[Items from a dataset]
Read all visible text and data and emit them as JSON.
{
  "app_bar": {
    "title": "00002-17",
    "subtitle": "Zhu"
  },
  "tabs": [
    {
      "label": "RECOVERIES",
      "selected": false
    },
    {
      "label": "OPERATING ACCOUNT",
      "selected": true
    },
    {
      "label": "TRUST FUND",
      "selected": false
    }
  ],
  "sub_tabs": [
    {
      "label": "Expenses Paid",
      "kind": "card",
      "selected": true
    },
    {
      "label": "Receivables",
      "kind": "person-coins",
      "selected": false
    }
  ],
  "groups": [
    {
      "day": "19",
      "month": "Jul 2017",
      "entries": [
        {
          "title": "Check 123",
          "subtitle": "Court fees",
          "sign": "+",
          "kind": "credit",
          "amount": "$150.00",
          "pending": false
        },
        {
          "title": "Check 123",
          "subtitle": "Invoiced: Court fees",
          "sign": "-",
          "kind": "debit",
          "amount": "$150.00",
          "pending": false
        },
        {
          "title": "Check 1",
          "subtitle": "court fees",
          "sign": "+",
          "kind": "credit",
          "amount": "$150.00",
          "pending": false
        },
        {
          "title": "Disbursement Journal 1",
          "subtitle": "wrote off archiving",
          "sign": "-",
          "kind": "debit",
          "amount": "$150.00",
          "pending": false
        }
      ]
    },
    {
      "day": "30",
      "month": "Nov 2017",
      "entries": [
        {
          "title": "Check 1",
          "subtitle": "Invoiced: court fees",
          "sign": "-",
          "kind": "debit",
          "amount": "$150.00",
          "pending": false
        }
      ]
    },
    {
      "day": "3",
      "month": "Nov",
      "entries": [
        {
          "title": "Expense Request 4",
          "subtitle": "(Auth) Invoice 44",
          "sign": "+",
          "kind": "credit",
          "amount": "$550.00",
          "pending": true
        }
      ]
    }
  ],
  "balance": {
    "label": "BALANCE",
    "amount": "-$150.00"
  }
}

* Problem statement *
Output every line above without altering anything.

* Completed task *
Read all visible text and data and emit them as JSON.
{
  "app_bar": {
    "title": "00002-17",
    "subtitle": "Zhu"
  },
  "tabs": [
    {
      "label": "RECOVERIES",
      "selected": false
    },
    {
      "label": "OPERATING ACCOUNT",
      "selected": true
    },
    {
      "label": "TRUST FUND",
      "selected": false
    }
  ],
  "sub_tabs": [
    {
      "label": "Expenses Paid",
      "kind": "card",
      "selected": true
    },
    {
      "label": "Receivables",
      "kind": "person-coins",
      "selected": false
    }
  ],
  "groups": [
    {
      "day": "19",
      "month": "Jul 2017",
      "entries": [
        {
          "title": "Check 123",
          "subtitle": "Court fees",
          "sign": "+",
          "kind": "credit",
          "amount": "$150.00",
          "pending": false
        },
        {
          "title": "Check 123",
          "subtitle": "Invoiced: Court fees",
          "sign": "-",
          "kind": "debit",
          "amount": "$150.00",
          "pending": false
        },
        {
          "title": "Check 1",
          "subtitle": "court fees",
          "sign": "+",
          "kind": "credit",
          "amount": "$150.00",
          "pending": false
        },
        {
          "title": "Disbursement Journal 1",
          "subtitle": "wrote off archiving",
          "sign": "-",
          "kind": "debit",
          "amount": "$150.00",
          "pending": false
        }
      ]
    },
    {
      "day": "30",
      "month": "Nov 2017",
      "entries": [
        {
          "title": "Check 1",
          "subtitle": "Invoiced: court fees",
          "sign": "-",
          "kind": "debit",
          "amount": "$150.00",
          "pending": false
        }
      ]
    },
    {
      "day": "3",
      "month": "Nov",
      "entries": [
        {
          "title": "Expense Request 4",
          "subtitle": "(Auth) Invoice 44",
          "sign": "+",
          "kind": "credit",
          "amount": "$550.00",
          "pending": true
        }
      ]
    }
  ],
  "balance": {
    "label": "BALANCE",
    "amount": "-$150.00"
  }
}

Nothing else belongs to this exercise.